** Start of Entries supplied **

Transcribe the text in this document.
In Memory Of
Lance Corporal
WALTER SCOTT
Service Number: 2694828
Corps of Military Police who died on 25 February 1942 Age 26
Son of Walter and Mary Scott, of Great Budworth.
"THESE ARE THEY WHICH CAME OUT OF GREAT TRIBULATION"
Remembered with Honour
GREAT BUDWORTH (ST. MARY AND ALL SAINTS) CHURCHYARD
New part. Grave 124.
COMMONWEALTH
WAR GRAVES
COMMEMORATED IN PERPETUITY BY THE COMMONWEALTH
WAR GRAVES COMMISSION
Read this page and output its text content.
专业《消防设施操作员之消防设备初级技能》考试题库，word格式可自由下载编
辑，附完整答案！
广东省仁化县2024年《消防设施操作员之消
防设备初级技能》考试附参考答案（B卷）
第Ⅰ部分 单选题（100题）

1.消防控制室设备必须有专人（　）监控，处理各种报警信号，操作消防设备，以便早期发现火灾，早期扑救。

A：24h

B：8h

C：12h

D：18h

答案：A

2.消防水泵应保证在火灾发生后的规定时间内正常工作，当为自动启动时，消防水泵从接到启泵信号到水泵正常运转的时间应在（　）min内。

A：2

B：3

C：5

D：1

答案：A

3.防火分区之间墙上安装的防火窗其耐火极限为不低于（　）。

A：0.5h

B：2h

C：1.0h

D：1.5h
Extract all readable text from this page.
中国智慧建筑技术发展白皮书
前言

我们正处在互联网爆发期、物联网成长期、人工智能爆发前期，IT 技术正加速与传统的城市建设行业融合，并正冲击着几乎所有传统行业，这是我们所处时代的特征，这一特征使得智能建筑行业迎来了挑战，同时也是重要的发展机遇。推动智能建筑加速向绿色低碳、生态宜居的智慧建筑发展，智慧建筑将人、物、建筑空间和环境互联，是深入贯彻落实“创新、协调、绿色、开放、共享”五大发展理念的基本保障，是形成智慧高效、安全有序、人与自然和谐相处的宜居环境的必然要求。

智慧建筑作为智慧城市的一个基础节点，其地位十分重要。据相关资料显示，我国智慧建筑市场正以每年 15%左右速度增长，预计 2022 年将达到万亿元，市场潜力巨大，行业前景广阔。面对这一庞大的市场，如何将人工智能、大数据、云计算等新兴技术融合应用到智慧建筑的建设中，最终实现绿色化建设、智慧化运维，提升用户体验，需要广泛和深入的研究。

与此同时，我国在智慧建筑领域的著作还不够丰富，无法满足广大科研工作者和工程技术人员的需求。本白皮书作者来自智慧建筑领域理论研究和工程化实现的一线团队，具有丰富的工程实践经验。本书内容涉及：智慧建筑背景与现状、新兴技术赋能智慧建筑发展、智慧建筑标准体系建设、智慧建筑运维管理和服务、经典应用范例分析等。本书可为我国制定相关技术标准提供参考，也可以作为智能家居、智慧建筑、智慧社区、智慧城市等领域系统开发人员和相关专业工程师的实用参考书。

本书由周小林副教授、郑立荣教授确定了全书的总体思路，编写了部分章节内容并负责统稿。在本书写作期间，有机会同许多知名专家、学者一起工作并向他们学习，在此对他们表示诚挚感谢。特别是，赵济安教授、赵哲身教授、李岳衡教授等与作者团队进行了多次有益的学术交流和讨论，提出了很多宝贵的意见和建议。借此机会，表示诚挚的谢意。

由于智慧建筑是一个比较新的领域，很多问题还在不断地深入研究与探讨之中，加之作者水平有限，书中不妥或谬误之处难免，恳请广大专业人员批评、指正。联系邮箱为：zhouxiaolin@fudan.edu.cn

** End of Entries supplied **

_Stated problem_
Please output the entire listing exactly as it stands.

_Complete answer_
Transcribe the text in this document.
In Memory Of
Lance Corporal
WALTER SCOTT
Service Number: 2694828
Corps of Military Police who died on 25 February 1942 Age 26
Son of Walter and Mary Scott, of Great Budworth.
"THESE ARE THEY WHICH CAME OUT OF GREAT TRIBULATION"
Remembered with Honour
GREAT BUDWORTH (ST. MARY AND ALL SAINTS) CHURCHYARD
New part. Grave 124.
COMMONWEALTH
WAR GRAVES
COMMEMORATED IN PERPETUITY BY THE COMMONWEALTH
WAR GRAVES COMMISSION
Read this page and output its text content.
专业《消防设施操作员之消防设备初级技能》考试题库，word格式可自由下载编
辑，附完整答案！
广东省仁化县2024年《消防设施操作员之消
防设备初级技能》考试附参考答案（B卷）
第Ⅰ部分 单选题（100题）

1.消防控制室设备必须有专人（　）监控，处理各种报警信号，操作消防设备，以便早期发现火灾，早期扑救。

A：24h

B：8h

C：12h

D：18h

答案：A

2.消防水泵应保证在火灾发生后的规定时间内正常工作，当为自动启动时，消防水泵从接到启泵信号到水泵正常运转的时间应在（　）min内。

A：2

B：3

C：5

D：1

答案：A

3.防火分区之间墙上安装的防火窗其耐火极限为不低于（　）。

A：0.5h

B：2h

C：1.0h

D：1.5h
Extract all readable text from this page.
中国智慧建筑技术发展白皮书
前言

我们正处在互联网爆发期、物联网成长期、人工智能爆发前期，IT 技术正加速与传统的城市建设行业融合，并正冲击着几乎所有传统行业，这是我们所处时代的特征，这一特征使得智能建筑行业迎来了挑战，同时也是重要的发展机遇。推动智能建筑加速向绿色低碳、生态宜居的智慧建筑发展，智慧建筑将人、物、建筑空间和环境互联，是深入贯彻落实“创新、协调、绿色、开放、共享”五大发展理念的基本保障，是形成智慧高效、安全有序、人与自然和谐相处的宜居环境的必然要求。

智慧建筑作为智慧城市的一个基础节点，其地位十分重要。据相关资料显示，我国智慧建筑市场正以每年 15%左右速度增长，预计 2022 年将达到万亿元，市场潜力巨大，行业前景广阔。面对这一庞大的市场，如何将人工智能、大数据、云计算等新兴技术融合应用到智慧建筑的建设中，最终实现绿色化建设、智慧化运维，提升用户体验，需要广泛和深入的研究。

与此同时，我国在智慧建筑领域的著作还不够丰富，无法满足广大科研工作者和工程技术人员的需求。本白皮书作者来自智慧建筑领域理论研究和工程化实现的一线团队，具有丰富的工程实践经验。本书内容涉及：智慧建筑背景与现状、新兴技术赋能智慧建筑发展、智慧建筑标准体系建设、智慧建筑运维管理和服务、经典应用范例分析等。本书可为我国制定相关技术标准提供参考，也可以作为智能家居、智慧建筑、智慧社区、智慧城市等领域系统开发人员和相关专业工程师的实用参考书。

本书由周小林副教授、郑立荣教授确定了全书的总体思路，编写了部分章节内容并负责统稿。在本书写作期间，有机会同许多知名专家、学者一起工作并向他们学习，在此对他们表示诚挚感谢。特别是，赵济安教授、赵哲身教授、李岳衡教授等与作者团队进行了多次有益的学术交流和讨论，提出了很多宝贵的意见和建议。借此机会，表示诚挚的谢意。

由于智慧建筑是一个比较新的领域，很多问题还在不断地深入研究与探讨之中，加之作者水平有限，书中不妥或谬误之处难免，恳请广大专业人员批评、指正。联系邮箱为：zhouxiaolin@fudan.edu.cn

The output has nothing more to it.